▶ _ITEMS_:

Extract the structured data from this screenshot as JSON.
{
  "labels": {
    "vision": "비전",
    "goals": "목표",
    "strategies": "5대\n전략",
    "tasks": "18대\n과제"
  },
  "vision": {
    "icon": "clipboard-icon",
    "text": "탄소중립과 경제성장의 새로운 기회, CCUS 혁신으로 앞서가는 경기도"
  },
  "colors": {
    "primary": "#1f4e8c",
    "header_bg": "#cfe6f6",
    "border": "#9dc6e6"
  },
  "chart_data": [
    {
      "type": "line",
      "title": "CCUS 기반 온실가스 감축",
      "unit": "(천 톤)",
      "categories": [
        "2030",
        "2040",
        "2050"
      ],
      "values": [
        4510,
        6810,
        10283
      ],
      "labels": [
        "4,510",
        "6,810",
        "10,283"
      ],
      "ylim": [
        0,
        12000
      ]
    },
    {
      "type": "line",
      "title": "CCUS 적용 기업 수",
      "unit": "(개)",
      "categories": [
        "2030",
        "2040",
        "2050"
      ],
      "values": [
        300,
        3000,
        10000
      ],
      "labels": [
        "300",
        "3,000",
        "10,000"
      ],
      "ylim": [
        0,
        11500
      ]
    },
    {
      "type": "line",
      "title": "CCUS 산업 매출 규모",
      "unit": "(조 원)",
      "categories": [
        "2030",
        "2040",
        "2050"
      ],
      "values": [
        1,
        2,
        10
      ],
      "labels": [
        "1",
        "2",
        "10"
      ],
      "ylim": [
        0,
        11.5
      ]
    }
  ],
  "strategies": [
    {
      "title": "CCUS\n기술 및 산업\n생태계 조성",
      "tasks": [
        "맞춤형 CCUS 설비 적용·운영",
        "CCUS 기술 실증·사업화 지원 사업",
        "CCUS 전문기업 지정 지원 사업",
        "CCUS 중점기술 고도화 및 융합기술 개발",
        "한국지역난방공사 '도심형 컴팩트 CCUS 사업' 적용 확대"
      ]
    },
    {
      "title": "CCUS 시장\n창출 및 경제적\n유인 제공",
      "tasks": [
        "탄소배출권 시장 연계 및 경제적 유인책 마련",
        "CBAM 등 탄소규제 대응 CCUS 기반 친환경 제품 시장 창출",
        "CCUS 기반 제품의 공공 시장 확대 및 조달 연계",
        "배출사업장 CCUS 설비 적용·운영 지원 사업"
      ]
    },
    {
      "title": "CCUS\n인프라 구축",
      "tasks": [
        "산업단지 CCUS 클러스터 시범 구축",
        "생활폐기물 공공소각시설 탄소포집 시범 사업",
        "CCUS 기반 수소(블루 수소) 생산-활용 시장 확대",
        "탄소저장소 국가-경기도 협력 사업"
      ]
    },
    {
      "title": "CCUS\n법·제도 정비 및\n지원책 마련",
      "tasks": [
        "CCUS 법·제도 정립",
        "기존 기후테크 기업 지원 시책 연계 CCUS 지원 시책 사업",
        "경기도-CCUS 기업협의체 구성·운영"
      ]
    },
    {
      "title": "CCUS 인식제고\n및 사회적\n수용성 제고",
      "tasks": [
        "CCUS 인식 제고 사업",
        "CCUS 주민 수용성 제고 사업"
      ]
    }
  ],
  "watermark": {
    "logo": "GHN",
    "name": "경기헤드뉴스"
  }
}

▶ _TO BE DONE_: Restate all of the entries above precisely.

▶ _FINISHED TASK_:
Extract the structured data from this screenshot as JSON.
{
  "labels": {
    "vision": "비전",
    "goals": "목표",
    "strategies": "5대\n전략",
    "tasks": "18대\n과제"
  },
  "vision": {
    "icon": "clipboard-icon",
    "text": "탄소중립과 경제성장의 새로운 기회, CCUS 혁신으로 앞서가는 경기도"
  },
  "colors": {
    "primary": "#1f4e8c",
    "header_bg": "#cfe6f6",
    "border": "#9dc6e6"
  },
  "chart_data": [
    {
      "type": "line",
      "title": "CCUS 기반 온실가스 감축",
      "unit": "(천 톤)",
      "categories": [
        "2030",
        "2040",
        "2050"
      ],
      "values": [
        4510,
        6810,
        10283
      ],
      "labels": [
        "4,510",
        "6,810",
        "10,283"
      ],
      "ylim": [
        0,
        12000
      ]
    },
    {
      "type": "line",
      "title": "CCUS 적용 기업 수",
      "unit": "(개)",
      "categories": [
        "2030",
        "2040",
        "2050"
      ],
      "values": [
        300,
        3000,
        10000
      ],
      "labels": [
        "300",
        "3,000",
        "10,000"
      ],
      "ylim": [
        0,
        11500
      ]
    },
    {
      "type": "line",
      "title": "CCUS 산업 매출 규모",
      "unit": "(조 원)",
      "categories": [
        "2030",
        "2040",
        "2050"
      ],
      "values": [
        1,
        2,
        10
      ],
      "labels": [
        "1",
        "2",
        "10"
      ],
      "ylim": [
        0,
        11.5
      ]
    }
  ],
  "strategies": [
    {
      "title": "CCUS\n기술 및 산업\n생태계 조성",
      "tasks": [
        "맞춤형 CCUS 설비 적용·운영",
        "CCUS 기술 실증·사업화 지원 사업",
        "CCUS 전문기업 지정 지원 사업",
        "CCUS 중점기술 고도화 및 융합기술 개발",
        "한국지역난방공사 '도심형 컴팩트 CCUS 사업' 적용 확대"
      ]
    },
    {
      "title": "CCUS 시장\n창출 및 경제적\n유인 제공",
      "tasks": [
        "탄소배출권 시장 연계 및 경제적 유인책 마련",
        "CBAM 등 탄소규제 대응 CCUS 기반 친환경 제품 시장 창출",
        "CCUS 기반 제품의 공공 시장 확대 및 조달 연계",
        "배출사업장 CCUS 설비 적용·운영 지원 사업"
      ]
    },
    {
      "title": "CCUS\n인프라 구축",
      "tasks": [
        "산업단지 CCUS 클러스터 시범 구축",
        "생활폐기물 공공소각시설 탄소포집 시범 사업",
        "CCUS 기반 수소(블루 수소) 생산-활용 시장 확대",
        "탄소저장소 국가-경기도 협력 사업"
      ]
    },
    {
      "title": "CCUS\n법·제도 정비 및\n지원책 마련",
      "tasks": [
        "CCUS 법·제도 정립",
        "기존 기후테크 기업 지원 시책 연계 CCUS 지원 시책 사업",
        "경기도-CCUS 기업협의체 구성·운영"
      ]
    },
    {
      "title": "CCUS 인식제고\n및 사회적\n수용성 제고",
      "tasks": [
        "CCUS 인식 제고 사업",
        "CCUS 주민 수용성 제고 사업"
      ]
    }
  ],
  "watermark": {
    "logo": "GHN",
    "name": "경기헤드뉴스"
  }
}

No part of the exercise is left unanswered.